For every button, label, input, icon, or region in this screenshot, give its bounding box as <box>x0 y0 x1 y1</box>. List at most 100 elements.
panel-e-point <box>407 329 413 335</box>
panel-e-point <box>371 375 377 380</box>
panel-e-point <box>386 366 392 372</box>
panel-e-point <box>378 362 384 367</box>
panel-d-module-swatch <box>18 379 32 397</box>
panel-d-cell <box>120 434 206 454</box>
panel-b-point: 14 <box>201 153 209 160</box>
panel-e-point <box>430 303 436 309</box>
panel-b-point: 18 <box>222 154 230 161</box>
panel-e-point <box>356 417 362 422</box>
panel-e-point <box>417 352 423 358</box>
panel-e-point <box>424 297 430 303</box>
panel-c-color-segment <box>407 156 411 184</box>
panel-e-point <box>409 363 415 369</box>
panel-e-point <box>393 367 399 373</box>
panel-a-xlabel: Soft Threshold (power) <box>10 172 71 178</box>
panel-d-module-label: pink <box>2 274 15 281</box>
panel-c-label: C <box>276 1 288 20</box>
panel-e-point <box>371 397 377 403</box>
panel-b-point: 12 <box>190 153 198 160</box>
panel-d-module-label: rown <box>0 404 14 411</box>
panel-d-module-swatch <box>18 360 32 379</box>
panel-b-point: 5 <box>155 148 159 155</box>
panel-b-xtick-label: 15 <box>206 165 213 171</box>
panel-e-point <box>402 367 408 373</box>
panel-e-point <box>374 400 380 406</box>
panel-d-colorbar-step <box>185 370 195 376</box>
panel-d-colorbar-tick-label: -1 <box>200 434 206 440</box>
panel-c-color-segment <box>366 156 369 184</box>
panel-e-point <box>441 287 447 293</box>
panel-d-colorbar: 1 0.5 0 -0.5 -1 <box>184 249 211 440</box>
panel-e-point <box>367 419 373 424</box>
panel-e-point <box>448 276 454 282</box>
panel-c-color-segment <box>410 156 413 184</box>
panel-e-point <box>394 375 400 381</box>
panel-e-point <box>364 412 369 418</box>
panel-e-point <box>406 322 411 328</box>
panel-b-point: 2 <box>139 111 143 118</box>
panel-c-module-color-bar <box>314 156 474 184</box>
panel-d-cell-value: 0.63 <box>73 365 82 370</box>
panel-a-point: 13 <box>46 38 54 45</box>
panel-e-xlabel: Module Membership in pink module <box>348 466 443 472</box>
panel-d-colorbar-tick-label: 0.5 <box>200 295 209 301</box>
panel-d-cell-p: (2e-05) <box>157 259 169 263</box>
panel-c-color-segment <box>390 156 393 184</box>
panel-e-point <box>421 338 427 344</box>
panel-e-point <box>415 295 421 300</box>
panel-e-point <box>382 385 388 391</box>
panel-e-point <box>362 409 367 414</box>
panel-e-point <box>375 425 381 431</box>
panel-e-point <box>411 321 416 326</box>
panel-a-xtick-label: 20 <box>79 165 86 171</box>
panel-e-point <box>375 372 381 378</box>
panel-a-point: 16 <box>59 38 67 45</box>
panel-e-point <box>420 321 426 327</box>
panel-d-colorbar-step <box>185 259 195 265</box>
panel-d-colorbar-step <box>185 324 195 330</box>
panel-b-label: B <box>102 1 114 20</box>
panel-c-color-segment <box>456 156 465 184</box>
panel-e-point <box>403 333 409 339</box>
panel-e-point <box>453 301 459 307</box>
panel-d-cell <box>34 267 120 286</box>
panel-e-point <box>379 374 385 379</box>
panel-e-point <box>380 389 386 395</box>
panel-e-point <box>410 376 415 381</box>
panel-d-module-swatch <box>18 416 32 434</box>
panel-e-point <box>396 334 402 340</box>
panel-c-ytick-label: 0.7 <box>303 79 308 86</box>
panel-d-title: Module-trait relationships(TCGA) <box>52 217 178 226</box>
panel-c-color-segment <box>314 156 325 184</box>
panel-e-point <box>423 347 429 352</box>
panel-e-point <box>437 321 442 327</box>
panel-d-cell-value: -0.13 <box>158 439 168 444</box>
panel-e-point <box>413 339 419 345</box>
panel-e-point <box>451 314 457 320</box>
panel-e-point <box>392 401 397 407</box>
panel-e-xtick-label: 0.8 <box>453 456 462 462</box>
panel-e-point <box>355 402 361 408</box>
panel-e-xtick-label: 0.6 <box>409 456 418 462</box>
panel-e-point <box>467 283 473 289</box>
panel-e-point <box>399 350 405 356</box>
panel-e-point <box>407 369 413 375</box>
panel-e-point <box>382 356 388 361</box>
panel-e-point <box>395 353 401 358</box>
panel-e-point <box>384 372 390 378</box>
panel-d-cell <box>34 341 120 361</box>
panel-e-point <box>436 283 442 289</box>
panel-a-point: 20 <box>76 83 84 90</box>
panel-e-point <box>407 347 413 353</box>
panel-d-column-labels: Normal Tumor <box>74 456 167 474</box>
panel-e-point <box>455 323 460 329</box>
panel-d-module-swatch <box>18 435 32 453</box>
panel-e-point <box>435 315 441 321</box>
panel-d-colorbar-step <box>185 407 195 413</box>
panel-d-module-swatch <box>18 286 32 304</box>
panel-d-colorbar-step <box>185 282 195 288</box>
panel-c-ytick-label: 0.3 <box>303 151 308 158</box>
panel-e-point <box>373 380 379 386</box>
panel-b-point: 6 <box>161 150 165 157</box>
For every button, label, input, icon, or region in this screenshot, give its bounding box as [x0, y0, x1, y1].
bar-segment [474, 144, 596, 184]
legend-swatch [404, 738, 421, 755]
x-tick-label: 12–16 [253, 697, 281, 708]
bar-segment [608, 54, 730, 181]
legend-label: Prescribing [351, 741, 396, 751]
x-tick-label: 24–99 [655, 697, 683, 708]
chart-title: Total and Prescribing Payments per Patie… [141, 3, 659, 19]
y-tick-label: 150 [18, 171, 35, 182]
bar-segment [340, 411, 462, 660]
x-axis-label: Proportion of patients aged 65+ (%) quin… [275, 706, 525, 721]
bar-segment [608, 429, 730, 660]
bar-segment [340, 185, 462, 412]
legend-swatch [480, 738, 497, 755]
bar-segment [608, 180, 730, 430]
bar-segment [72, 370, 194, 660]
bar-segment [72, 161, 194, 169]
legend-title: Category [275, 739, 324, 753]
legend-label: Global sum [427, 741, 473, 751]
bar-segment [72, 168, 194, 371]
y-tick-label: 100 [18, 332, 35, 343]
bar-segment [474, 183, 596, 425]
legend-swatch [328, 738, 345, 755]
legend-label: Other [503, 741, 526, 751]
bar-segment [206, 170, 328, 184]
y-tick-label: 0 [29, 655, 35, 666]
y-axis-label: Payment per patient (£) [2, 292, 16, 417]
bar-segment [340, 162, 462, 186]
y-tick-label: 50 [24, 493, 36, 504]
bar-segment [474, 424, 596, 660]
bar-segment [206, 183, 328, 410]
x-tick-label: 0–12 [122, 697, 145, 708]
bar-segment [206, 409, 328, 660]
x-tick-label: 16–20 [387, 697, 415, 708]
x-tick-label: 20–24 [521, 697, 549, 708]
________________
[Required work] Filter the entries down to the lines that include the string "button".

[Exercise output]
For every button, label, input, icon, or region in this screenshot, give its bounding box as <box>x0 y0 x1 y1</box>. List at most 100 elements.
For every button, label, input, icon, or region in this screenshot, give its bounding box as [x0, y0, x1, y1].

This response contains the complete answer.